■ **Data to process**
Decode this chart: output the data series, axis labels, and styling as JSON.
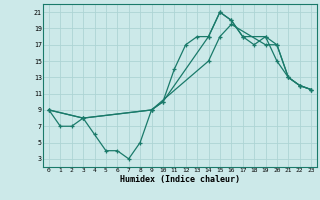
{
  "title": "",
  "xlabel": "Humidex (Indice chaleur)",
  "background_color": "#cce9e9",
  "grid_color": "#add4d4",
  "line_color": "#1a7a6a",
  "xlim": [
    -0.5,
    23.5
  ],
  "ylim": [
    2.0,
    22.0
  ],
  "xticks": [
    0,
    1,
    2,
    3,
    4,
    5,
    6,
    7,
    8,
    9,
    10,
    11,
    12,
    13,
    14,
    15,
    16,
    17,
    18,
    19,
    20,
    21,
    22,
    23
  ],
  "yticks": [
    3,
    5,
    7,
    9,
    11,
    13,
    15,
    17,
    19,
    21
  ],
  "series1_x": [
    0,
    1,
    2,
    3,
    4,
    5,
    6,
    7,
    8,
    9,
    10,
    11,
    12,
    13,
    14,
    15,
    16,
    17,
    18,
    19,
    20,
    21,
    22,
    23
  ],
  "series1_y": [
    9,
    7,
    7,
    8,
    6,
    4,
    4,
    3,
    5,
    9,
    10,
    14,
    17,
    18,
    18,
    21,
    20,
    18,
    17,
    18,
    15,
    13,
    12,
    11.5
  ],
  "series2_x": [
    0,
    3,
    9,
    10,
    14,
    15,
    16,
    17,
    19,
    20,
    21,
    22,
    23
  ],
  "series2_y": [
    9,
    8,
    9,
    10,
    18,
    21,
    20,
    18,
    18,
    17,
    13,
    12,
    11.5
  ],
  "series3_x": [
    0,
    3,
    9,
    14,
    15,
    16,
    19,
    20,
    21,
    22,
    23
  ],
  "series3_y": [
    9,
    8,
    9,
    15,
    18,
    19.5,
    17,
    17,
    13,
    12,
    11.5
  ]
}
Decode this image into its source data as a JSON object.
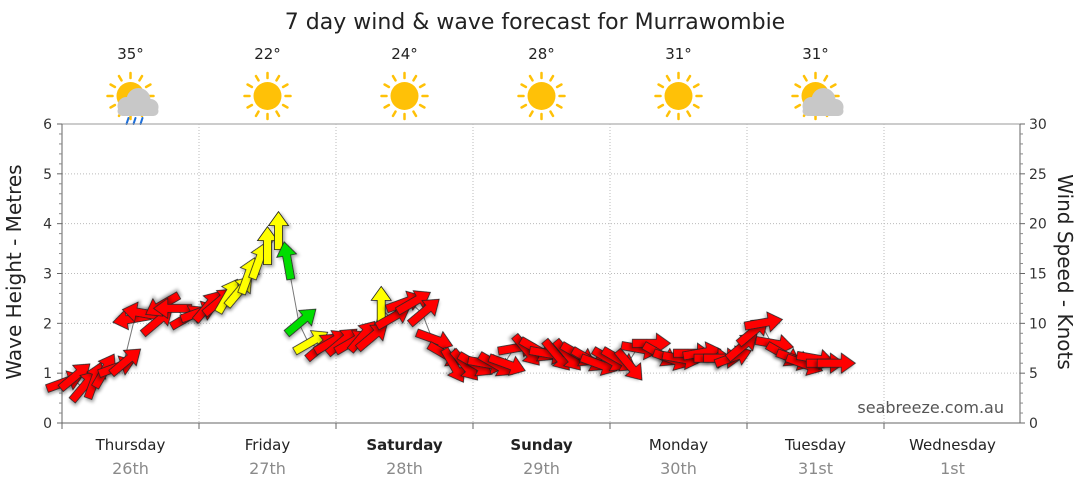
{
  "title": "7 day wind & wave forecast for Murrawombie",
  "credit": "seabreeze.com.au",
  "colors": {
    "red": "#ff0000",
    "yellow": "#ffff00",
    "green": "#00dd00",
    "sun": "#ffc107",
    "cloud": "#c8c8c8",
    "rain": "#1e6fd9"
  },
  "days": [
    {
      "name": "Thursday",
      "date": "26th",
      "temp": "35°",
      "icon": "sun-cloud-rain-icon",
      "bold": false
    },
    {
      "name": "Friday",
      "date": "27th",
      "temp": "22°",
      "icon": "sun-icon",
      "bold": false
    },
    {
      "name": "Saturday",
      "date": "28th",
      "temp": "24°",
      "icon": "sun-icon",
      "bold": true
    },
    {
      "name": "Sunday",
      "date": "29th",
      "temp": "28°",
      "icon": "sun-icon",
      "bold": true
    },
    {
      "name": "Monday",
      "date": "30th",
      "temp": "31°",
      "icon": "sun-icon",
      "bold": false
    },
    {
      "name": "Tuesday",
      "date": "31st",
      "temp": "31°",
      "icon": "sun-cloud-icon",
      "bold": false
    },
    {
      "name": "Wednesday",
      "date": "1st",
      "temp": "",
      "icon": "",
      "bold": false
    }
  ],
  "chart_data": {
    "type": "line",
    "title": "7 day wind & wave forecast for Murrawombie",
    "ylabel_left": "Wave Height - Metres",
    "ylabel_right": "Wind Speed - Knots",
    "ylim_left": [
      0,
      6
    ],
    "ylim_right": [
      0,
      30
    ],
    "left_ticks": [
      "0",
      "1",
      "2",
      "3",
      "4",
      "5",
      "6"
    ],
    "right_ticks": [
      "0",
      "5",
      "10",
      "15",
      "20",
      "25",
      "30"
    ],
    "x_categories": [
      "Thursday 26th",
      "Friday 27th",
      "Saturday 28th",
      "Sunday 29th",
      "Monday 30th",
      "Tuesday 31st",
      "Wednesday 1st"
    ],
    "grid": true,
    "series": [
      {
        "unit": "knots",
        "day_offset": [
          0,
          0.08,
          0.15,
          0.23,
          0.3,
          0.38,
          0.45,
          0.53,
          0.6,
          0.68,
          0.75,
          0.83,
          0.9,
          0.98,
          1.05,
          1.13,
          1.2,
          1.28,
          1.35,
          1.43,
          1.5,
          1.58,
          1.65,
          1.73,
          1.8,
          1.88,
          1.95,
          2.03,
          2.1,
          2.18,
          2.25,
          2.33,
          2.4,
          2.48,
          2.55,
          2.63,
          2.7,
          2.78,
          2.85,
          2.93,
          3.0,
          3.08,
          3.15,
          3.23,
          3.3,
          3.38,
          3.45,
          3.53,
          3.6,
          3.68,
          3.75,
          3.83,
          3.9,
          3.98,
          4.05,
          4.13,
          4.2,
          4.28,
          4.35,
          4.43,
          4.5,
          4.58,
          4.65,
          4.73,
          4.8,
          4.88,
          4.95,
          5.03,
          5.1,
          5.18,
          5.25,
          5.33,
          5.4,
          5.48,
          5.55,
          5.63
        ],
        "wind_knots": [
          4,
          4.5,
          3.5,
          4,
          5,
          5.5,
          6,
          10.5,
          11,
          10,
          12,
          11.5,
          10.5,
          11,
          11.5,
          12,
          12.5,
          13,
          14.5,
          16,
          17.5,
          19,
          16,
          10,
          8,
          7.5,
          8,
          8,
          8,
          8.5,
          8.5,
          11.5,
          10.5,
          12,
          12,
          11,
          8.5,
          7,
          6,
          6,
          6,
          6,
          6,
          6,
          7.5,
          7.5,
          7.5,
          7,
          7,
          7,
          7,
          6.5,
          6,
          6.5,
          6.5,
          6,
          7.5,
          8,
          7,
          6.5,
          6.5,
          7,
          7,
          6.5,
          6.5,
          6.5,
          7.5,
          9,
          10,
          8,
          7,
          6.5,
          6,
          6.5,
          6,
          6
        ],
        "direction_deg": [
          250,
          230,
          220,
          200,
          210,
          250,
          230,
          80,
          100,
          230,
          60,
          90,
          240,
          250,
          220,
          230,
          210,
          220,
          200,
          200,
          180,
          180,
          170,
          230,
          240,
          230,
          240,
          230,
          240,
          220,
          230,
          180,
          240,
          250,
          240,
          230,
          290,
          300,
          330,
          320,
          300,
          280,
          300,
          290,
          260,
          320,
          300,
          280,
          320,
          320,
          300,
          300,
          290,
          300,
          300,
          320,
          280,
          270,
          300,
          290,
          280,
          270,
          260,
          270,
          270,
          250,
          230,
          230,
          260,
          280,
          300,
          290,
          290,
          280,
          270,
          270
        ],
        "strength": [
          "red",
          "red",
          "red",
          "red",
          "red",
          "red",
          "red",
          "red",
          "red",
          "red",
          "red",
          "red",
          "red",
          "red",
          "red",
          "red",
          "yellow",
          "yellow",
          "yellow",
          "yellow",
          "yellow",
          "yellow",
          "green",
          "green",
          "yellow",
          "red",
          "red",
          "red",
          "red",
          "red",
          "red",
          "yellow",
          "red",
          "red",
          "red",
          "red",
          "red",
          "red",
          "red",
          "red",
          "red",
          "red",
          "red",
          "red",
          "red",
          "red",
          "red",
          "red",
          "red",
          "red",
          "red",
          "red",
          "red",
          "red",
          "red",
          "red",
          "red",
          "red",
          "red",
          "red",
          "red",
          "red",
          "red",
          "red",
          "red",
          "red",
          "red",
          "red",
          "red",
          "red",
          "red",
          "red",
          "red",
          "red",
          "red",
          "red"
        ]
      }
    ]
  }
}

■ **Given problem**
Output the full set of records above without changing a word, and drop the images.

■ **Reply to the task**
Decode this chart: output the data series, axis labels, and styling as JSON.
{
  "title": "",
  "xlabel": "Humidex (Indice chaleur)",
  "background_color": "#cce9e9",
  "grid_color": "#add4d4",
  "line_color": "#1a7a6a",
  "xlim": [
    -0.5,
    23.5
  ],
  "ylim": [
    2.0,
    22.0
  ],
  "xticks": [
    0,
    1,
    2,
    3,
    4,
    5,
    6,
    7,
    8,
    9,
    10,
    11,
    12,
    13,
    14,
    15,
    16,
    17,
    18,
    19,
    20,
    21,
    22,
    23
  ],
  "yticks": [
    3,
    5,
    7,
    9,
    11,
    13,
    15,
    17,
    19,
    21
  ],
  "series1_x": [
    0,
    1,
    2,
    3,
    4,
    5,
    6,
    7,
    8,
    9,
    10,
    11,
    12,
    13,
    14,
    15,
    16,
    17,
    18,
    19,
    20,
    21,
    22,
    23
  ],
  "series1_y": [
    9,
    7,
    7,
    8,
    6,
    4,
    4,
    3,
    5,
    9,
    10,
    14,
    17,
    18,
    18,
    21,
    20,
    18,
    17,
    18,
    15,
    13,
    12,
    11.5
  ],
  "series2_x": [
    0,
    3,
    9,
    10,
    14,
    15,
    16,
    17,
    19,
    20,
    21,
    22,
    23
  ],
  "series2_y": [
    9,
    8,
    9,
    10,
    18,
    21,
    20,
    18,
    18,
    17,
    13,
    12,
    11.5
  ],
  "series3_x": [
    0,
    3,
    9,
    14,
    15,
    16,
    19,
    20,
    21,
    22,
    23
  ],
  "series3_y": [
    9,
    8,
    9,
    15,
    18,
    19.5,
    17,
    17,
    13,
    12,
    11.5
  ]
}
Decode this image into its source data as a JSON object.
{
  "title": "7 day wind & wave forecast for Murrawombie",
  "credit": "seabreeze.com.au",
  "colors": {
    "red": "#ff0000",
    "yellow": "#ffff00",
    "green": "#00dd00",
    "sun": "#ffc107",
    "cloud": "#c8c8c8",
    "rain": "#1e6fd9"
  },
  "days": [
    {
      "name": "Thursday",
      "date": "26th",
      "temp": "35°",
      "icon": "sun-cloud-rain-icon",
      "bold": false
    },
    {
      "name": "Friday",
      "date": "27th",
      "temp": "22°",
      "icon": "sun-icon",
      "bold": false
    },
    {
      "name": "Saturday",
      "date": "28th",
      "temp": "24°",
      "icon": "sun-icon",
      "bold": true
    },
    {
      "name": "Sunday",
      "date": "29th",
      "temp": "28°",
      "icon": "sun-icon",
      "bold": true
    },
    {
      "name": "Monday",
      "date": "30th",
      "temp": "31°",
      "icon": "sun-icon",
      "bold": false
    },
    {
      "name": "Tuesday",
      "date": "31st",
      "temp": "31°",
      "icon": "sun-cloud-icon",
      "bold": false
    },
    {
      "name": "Wednesday",
      "date": "1st",
      "temp": "",
      "icon": "",
      "bold": false
    }
  ],
  "chart_data": {
    "type": "line",
    "title": "7 day wind & wave forecast for Murrawombie",
    "ylabel_left": "Wave Height - Metres",
    "ylabel_right": "Wind Speed - Knots",
    "ylim_left": [
      0,
      6
    ],
    "ylim_right": [
      0,
      30
    ],
    "left_ticks": [
      "0",
      "1",
      "2",
      "3",
      "4",
      "5",
      "6"
    ],
    "right_ticks": [
      "0",
      "5",
      "10",
      "15",
      "20",
      "25",
      "30"
    ],
    "x_categories": [
      "Thursday 26th",
      "Friday 27th",
      "Saturday 28th",
      "Sunday 29th",
      "Monday 30th",
      "Tuesday 31st",
      "Wednesday 1st"
    ],
    "grid": true,
    "series": [
      {
        "unit": "knots",
        "day_offset": [
          0,
          0.08,
          0.15,
          0.23,
          0.3,
          0.38,
          0.45,
          0.53,
          0.6,
          0.68,
          0.75,
          0.83,
          0.9,
          0.98,
          1.05,
          1.13,
          1.2,
          1.28,
          1.35,
          1.43,
          1.5,
          1.58,
          1.65,
          1.73,
          1.8,
          1.88,
          1.95,
          2.03,
          2.1,
          2.18,
          2.25,
          2.33,
          2.4,
          2.48,
          2.55,
          2.63,
          2.7,
          2.78,
          2.85,
          2.93,
          3.0,
          3.08,
          3.15,
          3.23,
          3.3,
          3.38,
          3.45,
          3.53,
          3.6,
          3.68,
          3.75,
          3.83,
          3.9,
          3.98,
          4.05,
          4.13,
          4.2,
          4.28,
          4.35,
          4.43,
          4.5,
          4.58,
          4.65,
          4.73,
          4.8,
          4.88,
          4.95,
          5.03,
          5.1,
          5.18,
          5.25,
          5.33,
          5.4,
          5.48,
          5.55,
          5.63
        ],
        "wind_knots": [
          4,
          4.5,
          3.5,
          4,
          5,
          5.5,
          6,
          10.5,
          11,
          10,
          12,
          11.5,
          10.5,
          11,
          11.5,
          12,
          12.5,
          13,
          14.5,
          16,
          17.5,
          19,
          16,
          10,
          8,
          7.5,
          8,
          8,
          8,
          8.5,
          8.5,
          11.5,
          10.5,
          12,
          12,
          11,
          8.5,
          7,
          6,
          6,
          6,
          6,
          6,
          6,
          7.5,
          7.5,
          7.5,
          7,
          7,
          7,
          7,
          6.5,
          6,
          6.5,
          6.5,
          6,
          7.5,
          8,
          7,
          6.5,
          6.5,
          7,
          7,
          6.5,
          6.5,
          6.5,
          7.5,
          9,
          10,
          8,
          7,
          6.5,
          6,
          6.5,
          6,
          6
        ],
        "direction_deg": [
          250,
          230,
          220,
          200,
          210,
          250,
          230,
          80,
          100,
          230,
          60,
          90,
          240,
          250,
          220,
          230,
          210,
          220,
          200,
          200,
          180,
          180,
          170,
          230,
          240,
          230,
          240,
          230,
          240,
          220,
          230,
          180,
          240,
          250,
          240,
          230,
          290,
          300,
          330,
          320,
          300,
          280,
          300,
          290,
          260,
          320,
          300,
          280,
          320,
          320,
          300,
          300,
          290,
          300,
          300,
          320,
          280,
          270,
          300,
          290,
          280,
          270,
          260,
          270,
          270,
          250,
          230,
          230,
          260,
          280,
          300,
          290,
          290,
          280,
          270,
          270
        ],
        "strength": [
          "red",
          "red",
          "red",
          "red",
          "red",
          "red",
          "red",
          "red",
          "red",
          "red",
          "red",
          "red",
          "red",
          "red",
          "red",
          "red",
          "yellow",
          "yellow",
          "yellow",
          "yellow",
          "yellow",
          "yellow",
          "green",
          "green",
          "yellow",
          "red",
          "red",
          "red",
          "red",
          "red",
          "red",
          "yellow",
          "red",
          "red",
          "red",
          "red",
          "red",
          "red",
          "red",
          "red",
          "red",
          "red",
          "red",
          "red",
          "red",
          "red",
          "red",
          "red",
          "red",
          "red",
          "red",
          "red",
          "red",
          "red",
          "red",
          "red",
          "red",
          "red",
          "red",
          "red",
          "red",
          "red",
          "red",
          "red",
          "red",
          "red",
          "red",
          "red",
          "red",
          "red",
          "red",
          "red",
          "red",
          "red",
          "red",
          "red"
        ]
      }
    ]
  }
}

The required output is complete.